→ **Exercise details**
The records that follow need to be output exactly as they are.
============================================================
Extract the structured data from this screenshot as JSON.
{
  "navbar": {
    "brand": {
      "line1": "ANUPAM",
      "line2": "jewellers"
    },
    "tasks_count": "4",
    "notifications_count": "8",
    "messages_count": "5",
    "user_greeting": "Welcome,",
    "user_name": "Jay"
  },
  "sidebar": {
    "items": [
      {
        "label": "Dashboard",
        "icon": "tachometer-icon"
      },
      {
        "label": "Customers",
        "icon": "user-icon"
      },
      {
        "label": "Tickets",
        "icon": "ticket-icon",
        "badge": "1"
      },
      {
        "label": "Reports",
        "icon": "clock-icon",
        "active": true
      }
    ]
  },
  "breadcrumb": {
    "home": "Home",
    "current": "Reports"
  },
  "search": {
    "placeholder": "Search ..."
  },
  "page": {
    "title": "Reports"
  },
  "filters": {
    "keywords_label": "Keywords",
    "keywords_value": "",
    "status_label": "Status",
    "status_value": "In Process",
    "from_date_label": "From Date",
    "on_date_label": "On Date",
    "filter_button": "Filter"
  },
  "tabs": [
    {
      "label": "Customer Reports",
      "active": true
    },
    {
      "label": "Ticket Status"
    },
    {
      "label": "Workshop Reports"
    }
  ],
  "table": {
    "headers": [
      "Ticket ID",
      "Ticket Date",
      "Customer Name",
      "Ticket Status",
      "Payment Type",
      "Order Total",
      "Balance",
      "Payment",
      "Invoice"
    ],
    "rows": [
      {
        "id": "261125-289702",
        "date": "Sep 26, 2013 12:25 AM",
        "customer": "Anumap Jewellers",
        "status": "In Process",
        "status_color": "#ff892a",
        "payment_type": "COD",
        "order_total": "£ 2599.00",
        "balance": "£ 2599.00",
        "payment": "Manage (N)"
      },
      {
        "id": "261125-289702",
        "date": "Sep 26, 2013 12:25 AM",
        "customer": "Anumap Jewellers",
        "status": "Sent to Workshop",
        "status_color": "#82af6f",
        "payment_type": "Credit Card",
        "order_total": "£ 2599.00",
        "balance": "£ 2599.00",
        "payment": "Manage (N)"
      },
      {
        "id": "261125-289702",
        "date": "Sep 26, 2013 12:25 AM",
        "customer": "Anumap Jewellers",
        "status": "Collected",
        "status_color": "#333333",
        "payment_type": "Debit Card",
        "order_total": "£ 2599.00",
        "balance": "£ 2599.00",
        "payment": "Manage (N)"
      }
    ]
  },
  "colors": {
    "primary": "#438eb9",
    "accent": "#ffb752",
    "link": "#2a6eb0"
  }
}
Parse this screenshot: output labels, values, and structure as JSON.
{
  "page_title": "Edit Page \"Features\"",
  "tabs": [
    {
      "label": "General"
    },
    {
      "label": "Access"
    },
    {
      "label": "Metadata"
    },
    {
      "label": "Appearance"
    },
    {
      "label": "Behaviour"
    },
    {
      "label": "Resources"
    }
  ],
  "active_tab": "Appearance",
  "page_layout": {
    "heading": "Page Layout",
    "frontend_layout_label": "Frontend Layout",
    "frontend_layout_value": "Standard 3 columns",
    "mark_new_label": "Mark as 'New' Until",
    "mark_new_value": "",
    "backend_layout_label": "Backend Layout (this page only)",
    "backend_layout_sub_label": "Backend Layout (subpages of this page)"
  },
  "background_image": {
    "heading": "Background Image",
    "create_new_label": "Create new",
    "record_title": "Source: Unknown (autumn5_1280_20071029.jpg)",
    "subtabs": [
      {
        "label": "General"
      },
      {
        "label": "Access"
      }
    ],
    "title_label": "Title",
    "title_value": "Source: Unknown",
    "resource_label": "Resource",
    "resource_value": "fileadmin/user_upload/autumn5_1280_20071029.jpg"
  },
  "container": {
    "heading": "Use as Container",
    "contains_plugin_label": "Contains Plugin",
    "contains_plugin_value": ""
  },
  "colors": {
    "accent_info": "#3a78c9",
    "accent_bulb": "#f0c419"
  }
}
============================================================
→ **Completed task**
Extract the structured data from this screenshot as JSON.
{
  "navbar": {
    "brand": {
      "line1": "ANUPAM",
      "line2": "jewellers"
    },
    "tasks_count": "4",
    "notifications_count": "8",
    "messages_count": "5",
    "user_greeting": "Welcome,",
    "user_name": "Jay"
  },
  "sidebar": {
    "items": [
      {
        "label": "Dashboard",
        "icon": "tachometer-icon"
      },
      {
        "label": "Customers",
        "icon": "user-icon"
      },
      {
        "label": "Tickets",
        "icon": "ticket-icon",
        "badge": "1"
      },
      {
        "label": "Reports",
        "icon": "clock-icon",
        "active": true
      }
    ]
  },
  "breadcrumb": {
    "home": "Home",
    "current": "Reports"
  },
  "search": {
    "placeholder": "Search ..."
  },
  "page": {
    "title": "Reports"
  },
  "filters": {
    "keywords_label": "Keywords",
    "keywords_value": "",
    "status_label": "Status",
    "status_value": "In Process",
    "from_date_label": "From Date",
    "on_date_label": "On Date",
    "filter_button": "Filter"
  },
  "tabs": [
    {
      "label": "Customer Reports",
      "active": true
    },
    {
      "label": "Ticket Status"
    },
    {
      "label": "Workshop Reports"
    }
  ],
  "table": {
    "headers": [
      "Ticket ID",
      "Ticket Date",
      "Customer Name",
      "Ticket Status",
      "Payment Type",
      "Order Total",
      "Balance",
      "Payment",
      "Invoice"
    ],
    "rows": [
      {
        "id": "261125-289702",
        "date": "Sep 26, 2013 12:25 AM",
        "customer": "Anumap Jewellers",
        "status": "In Process",
        "status_color": "#ff892a",
        "payment_type": "COD",
        "order_total": "£ 2599.00",
        "balance": "£ 2599.00",
        "payment": "Manage (N)"
      },
      {
        "id": "261125-289702",
        "date": "Sep 26, 2013 12:25 AM",
        "customer": "Anumap Jewellers",
        "status": "Sent to Workshop",
        "status_color": "#82af6f",
        "payment_type": "Credit Card",
        "order_total": "£ 2599.00",
        "balance": "£ 2599.00",
        "payment": "Manage (N)"
      },
      {
        "id": "261125-289702",
        "date": "Sep 26, 2013 12:25 AM",
        "customer": "Anumap Jewellers",
        "status": "Collected",
        "status_color": "#333333",
        "payment_type": "Debit Card",
        "order_total": "£ 2599.00",
        "balance": "£ 2599.00",
        "payment": "Manage (N)"
      }
    ]
  },
  "colors": {
    "primary": "#438eb9",
    "accent": "#ffb752",
    "link": "#2a6eb0"
  }
}
Parse this screenshot: output labels, values, and structure as JSON.
{
  "page_title": "Edit Page \"Features\"",
  "tabs": [
    {
      "label": "General"
    },
    {
      "label": "Access"
    },
    {
      "label": "Metadata"
    },
    {
      "label": "Appearance"
    },
    {
      "label": "Behaviour"
    },
    {
      "label": "Resources"
    }
  ],
  "active_tab": "Appearance",
  "page_layout": {
    "heading": "Page Layout",
    "frontend_layout_label": "Frontend Layout",
    "frontend_layout_value": "Standard 3 columns",
    "mark_new_label": "Mark as 'New' Until",
    "mark_new_value": "",
    "backend_layout_label": "Backend Layout (this page only)",
    "backend_layout_sub_label": "Backend Layout (subpages of this page)"
  },
  "background_image": {
    "heading": "Background Image",
    "create_new_label": "Create new",
    "record_title": "Source: Unknown (autumn5_1280_20071029.jpg)",
    "subtabs": [
      {
        "label": "General"
      },
      {
        "label": "Access"
      }
    ],
    "title_label": "Title",
    "title_value": "Source: Unknown",
    "resource_label": "Resource",
    "resource_value": "fileadmin/user_upload/autumn5_1280_20071029.jpg"
  },
  "container": {
    "heading": "Use as Container",
    "contains_plugin_label": "Contains Plugin",
    "contains_plugin_value": ""
  },
  "colors": {
    "accent_info": "#3a78c9",
    "accent_bulb": "#f0c419"
  }
}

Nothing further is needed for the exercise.